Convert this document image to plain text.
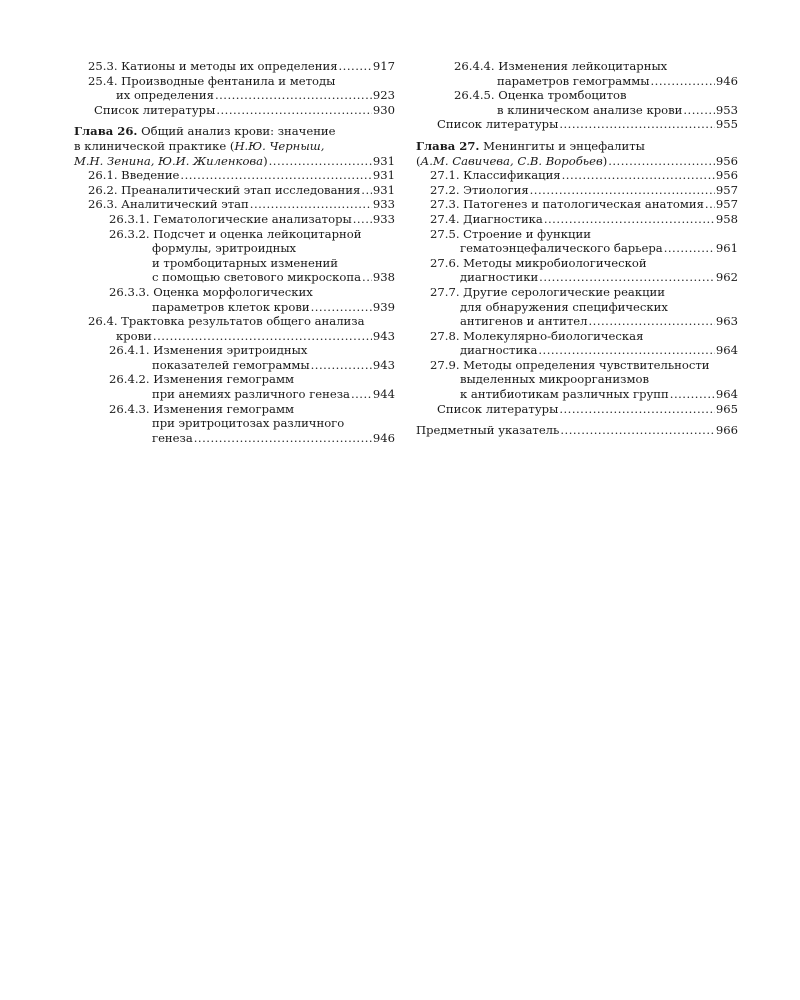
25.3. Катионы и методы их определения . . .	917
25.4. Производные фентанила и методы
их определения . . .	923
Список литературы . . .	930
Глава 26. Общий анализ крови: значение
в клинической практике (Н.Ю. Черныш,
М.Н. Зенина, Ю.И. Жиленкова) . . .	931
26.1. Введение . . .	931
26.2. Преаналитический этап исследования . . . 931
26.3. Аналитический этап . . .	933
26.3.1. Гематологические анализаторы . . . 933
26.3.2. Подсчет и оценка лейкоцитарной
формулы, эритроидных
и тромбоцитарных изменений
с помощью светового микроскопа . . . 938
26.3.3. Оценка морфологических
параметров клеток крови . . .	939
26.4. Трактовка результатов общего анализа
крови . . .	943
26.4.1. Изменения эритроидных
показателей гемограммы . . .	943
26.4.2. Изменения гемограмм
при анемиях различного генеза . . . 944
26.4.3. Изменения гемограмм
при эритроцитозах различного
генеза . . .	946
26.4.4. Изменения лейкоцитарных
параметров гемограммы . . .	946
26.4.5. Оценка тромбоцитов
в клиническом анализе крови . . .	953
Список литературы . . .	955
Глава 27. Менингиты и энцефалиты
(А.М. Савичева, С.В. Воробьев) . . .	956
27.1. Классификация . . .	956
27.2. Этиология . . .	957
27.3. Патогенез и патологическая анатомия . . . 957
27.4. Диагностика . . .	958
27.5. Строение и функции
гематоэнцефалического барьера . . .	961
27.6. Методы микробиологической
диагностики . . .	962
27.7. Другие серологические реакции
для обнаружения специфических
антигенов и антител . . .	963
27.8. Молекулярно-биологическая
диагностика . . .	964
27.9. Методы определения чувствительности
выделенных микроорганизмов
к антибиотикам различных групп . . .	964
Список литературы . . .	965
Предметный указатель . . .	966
==
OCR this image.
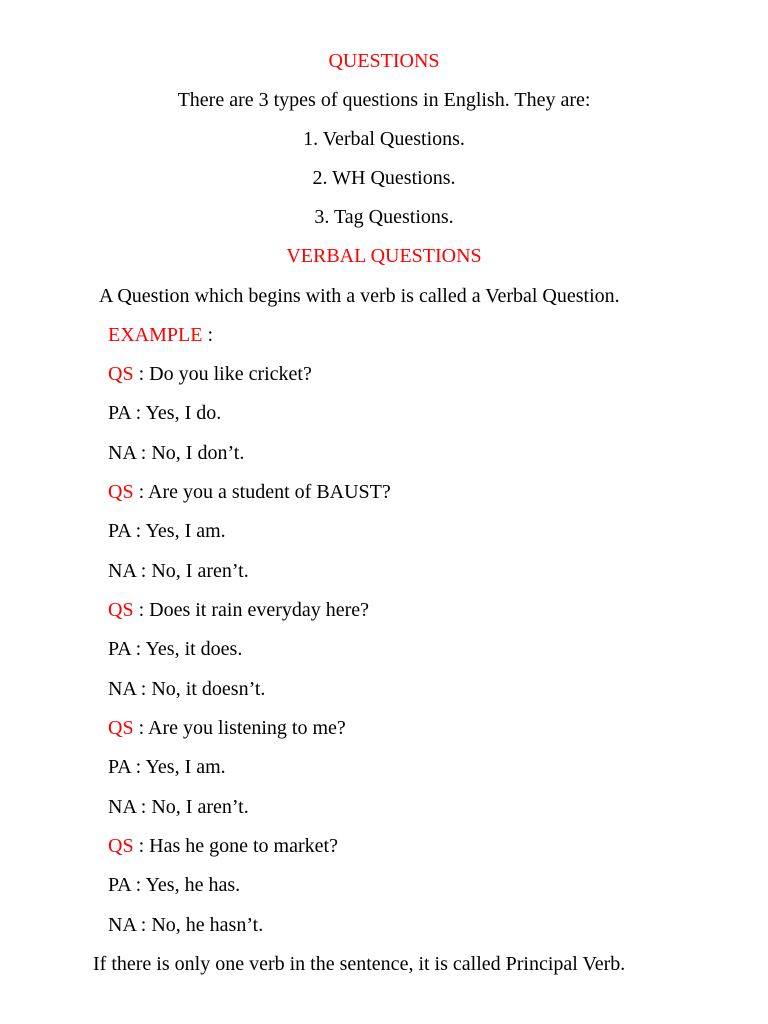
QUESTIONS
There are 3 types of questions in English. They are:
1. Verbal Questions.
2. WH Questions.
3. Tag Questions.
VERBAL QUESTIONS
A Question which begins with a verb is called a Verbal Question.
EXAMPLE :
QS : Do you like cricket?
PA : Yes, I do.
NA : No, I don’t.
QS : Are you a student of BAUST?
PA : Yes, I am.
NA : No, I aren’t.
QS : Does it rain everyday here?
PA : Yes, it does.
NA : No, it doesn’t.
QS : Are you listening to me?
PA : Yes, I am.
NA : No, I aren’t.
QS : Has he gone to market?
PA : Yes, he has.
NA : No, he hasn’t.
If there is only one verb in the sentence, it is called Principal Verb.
--
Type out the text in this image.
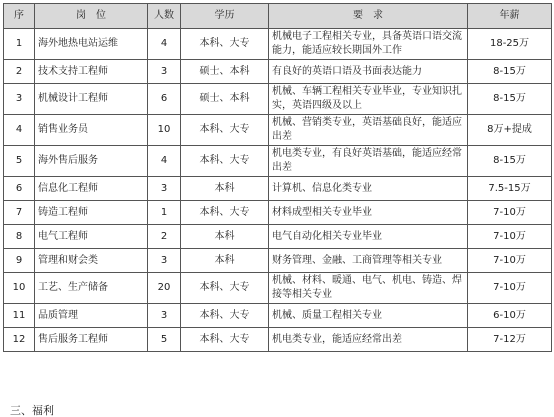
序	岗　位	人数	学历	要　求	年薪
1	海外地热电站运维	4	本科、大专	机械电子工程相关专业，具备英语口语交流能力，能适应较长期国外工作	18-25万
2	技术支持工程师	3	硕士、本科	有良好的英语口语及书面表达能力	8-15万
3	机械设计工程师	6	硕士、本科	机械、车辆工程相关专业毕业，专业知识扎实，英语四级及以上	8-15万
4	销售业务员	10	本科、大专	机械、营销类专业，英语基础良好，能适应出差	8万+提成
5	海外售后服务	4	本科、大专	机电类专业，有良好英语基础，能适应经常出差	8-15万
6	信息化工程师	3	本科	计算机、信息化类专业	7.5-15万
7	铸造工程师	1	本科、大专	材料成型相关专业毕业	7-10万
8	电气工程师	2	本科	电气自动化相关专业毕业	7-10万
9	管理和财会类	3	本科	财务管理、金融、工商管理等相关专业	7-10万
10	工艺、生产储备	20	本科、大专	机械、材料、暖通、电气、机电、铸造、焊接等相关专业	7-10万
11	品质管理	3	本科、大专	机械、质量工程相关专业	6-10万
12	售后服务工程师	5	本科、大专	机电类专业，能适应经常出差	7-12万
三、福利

**WHAT YOU HAVE TO DO**
Provide only the number of lines in the entries that hold the word "определения".

**RESPONSE TO THE EXERCISE**
3